Exercise details:
Copy out all of the material, matching it word for word.

--- Exercise data ---

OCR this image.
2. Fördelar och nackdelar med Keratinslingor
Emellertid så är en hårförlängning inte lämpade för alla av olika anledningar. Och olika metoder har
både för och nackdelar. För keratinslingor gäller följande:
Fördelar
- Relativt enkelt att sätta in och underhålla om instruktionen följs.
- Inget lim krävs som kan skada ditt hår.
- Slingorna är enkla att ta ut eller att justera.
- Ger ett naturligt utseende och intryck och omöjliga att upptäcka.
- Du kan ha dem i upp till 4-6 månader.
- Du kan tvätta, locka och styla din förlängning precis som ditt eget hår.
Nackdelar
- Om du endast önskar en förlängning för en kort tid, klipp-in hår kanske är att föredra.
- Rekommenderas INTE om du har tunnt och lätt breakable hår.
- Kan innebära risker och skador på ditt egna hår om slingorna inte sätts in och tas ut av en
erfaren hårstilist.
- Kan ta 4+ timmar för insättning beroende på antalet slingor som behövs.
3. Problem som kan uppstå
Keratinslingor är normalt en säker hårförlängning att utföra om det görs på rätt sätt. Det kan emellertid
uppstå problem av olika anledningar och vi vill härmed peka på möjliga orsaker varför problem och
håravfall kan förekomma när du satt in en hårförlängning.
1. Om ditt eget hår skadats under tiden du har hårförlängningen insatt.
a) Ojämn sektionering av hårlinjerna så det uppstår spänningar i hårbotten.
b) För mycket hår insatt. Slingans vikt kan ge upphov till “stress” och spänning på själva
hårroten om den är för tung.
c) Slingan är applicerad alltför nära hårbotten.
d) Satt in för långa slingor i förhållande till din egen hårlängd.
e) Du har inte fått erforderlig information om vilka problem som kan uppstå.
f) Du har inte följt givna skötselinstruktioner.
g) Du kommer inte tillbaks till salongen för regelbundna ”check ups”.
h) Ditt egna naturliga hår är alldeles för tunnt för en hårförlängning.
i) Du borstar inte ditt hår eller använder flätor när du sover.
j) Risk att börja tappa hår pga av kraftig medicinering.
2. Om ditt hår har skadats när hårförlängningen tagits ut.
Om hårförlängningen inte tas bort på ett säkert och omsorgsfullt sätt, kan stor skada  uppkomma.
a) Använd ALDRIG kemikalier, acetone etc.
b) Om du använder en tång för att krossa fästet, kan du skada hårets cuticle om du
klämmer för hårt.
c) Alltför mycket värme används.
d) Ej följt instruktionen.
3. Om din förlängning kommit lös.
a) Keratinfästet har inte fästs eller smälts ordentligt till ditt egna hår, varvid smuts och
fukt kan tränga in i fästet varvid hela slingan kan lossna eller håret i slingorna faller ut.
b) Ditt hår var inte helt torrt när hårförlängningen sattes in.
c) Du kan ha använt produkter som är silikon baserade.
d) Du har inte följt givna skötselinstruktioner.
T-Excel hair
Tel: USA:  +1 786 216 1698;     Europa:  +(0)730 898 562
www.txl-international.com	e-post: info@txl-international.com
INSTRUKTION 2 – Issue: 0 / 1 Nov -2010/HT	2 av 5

---

Correct result:
OCR this image.
2. Fördelar och nackdelar med Keratinslingor
Emellertid så är en hårförlängning inte lämpade för alla av olika anledningar. Och olika metoder har
både för och nackdelar. För keratinslingor gäller följande:
Fördelar
- Relativt enkelt att sätta in och underhålla om instruktionen följs.
- Inget lim krävs som kan skada ditt hår.
- Slingorna är enkla att ta ut eller att justera.
- Ger ett naturligt utseende och intryck och omöjliga att upptäcka.
- Du kan ha dem i upp till 4-6 månader.
- Du kan tvätta, locka och styla din förlängning precis som ditt eget hår.
Nackdelar
- Om du endast önskar en förlängning för en kort tid, klipp-in hår kanske är att föredra.
- Rekommenderas INTE om du har tunnt och lätt breakable hår.
- Kan innebära risker och skador på ditt egna hår om slingorna inte sätts in och tas ut av en
erfaren hårstilist.
- Kan ta 4+ timmar för insättning beroende på antalet slingor som behövs.
3. Problem som kan uppstå
Keratinslingor är normalt en säker hårförlängning att utföra om det görs på rätt sätt. Det kan emellertid
uppstå problem av olika anledningar och vi vill härmed peka på möjliga orsaker varför problem och
håravfall kan förekomma när du satt in en hårförlängning.
1. Om ditt eget hår skadats under tiden du har hårförlängningen insatt.
a) Ojämn sektionering av hårlinjerna så det uppstår spänningar i hårbotten.
b) För mycket hår insatt. Slingans vikt kan ge upphov till “stress” och spänning på själva
hårroten om den är för tung.
c) Slingan är applicerad alltför nära hårbotten.
d) Satt in för långa slingor i förhållande till din egen hårlängd.
e) Du har inte fått erforderlig information om vilka problem som kan uppstå.
f) Du har inte följt givna skötselinstruktioner.
g) Du kommer inte tillbaks till salongen för regelbundna ”check ups”.
h) Ditt egna naturliga hår är alldeles för tunnt för en hårförlängning.
i) Du borstar inte ditt hår eller använder flätor när du sover.
j) Risk att börja tappa hår pga av kraftig medicinering.
2. Om ditt hår har skadats när hårförlängningen tagits ut.
Om hårförlängningen inte tas bort på ett säkert och omsorgsfullt sätt, kan stor skada  uppkomma.
a) Använd ALDRIG kemikalier, acetone etc.
b) Om du använder en tång för att krossa fästet, kan du skada hårets cuticle om du
klämmer för hårt.
c) Alltför mycket värme används.
d) Ej följt instruktionen.
3. Om din förlängning kommit lös.
a) Keratinfästet har inte fästs eller smälts ordentligt till ditt egna hår, varvid smuts och
fukt kan tränga in i fästet varvid hela slingan kan lossna eller håret i slingorna faller ut.
b) Ditt hår var inte helt torrt när hårförlängningen sattes in.
c) Du kan ha använt produkter som är silikon baserade.
d) Du har inte följt givna skötselinstruktioner.
T-Excel hair
Tel: USA:  +1 786 216 1698;     Europa:  +(0)730 898 562
www.txl-international.com	e-post: info@txl-international.com
INSTRUKTION 2 – Issue: 0 / 1 Nov -2010/HT	2 av 5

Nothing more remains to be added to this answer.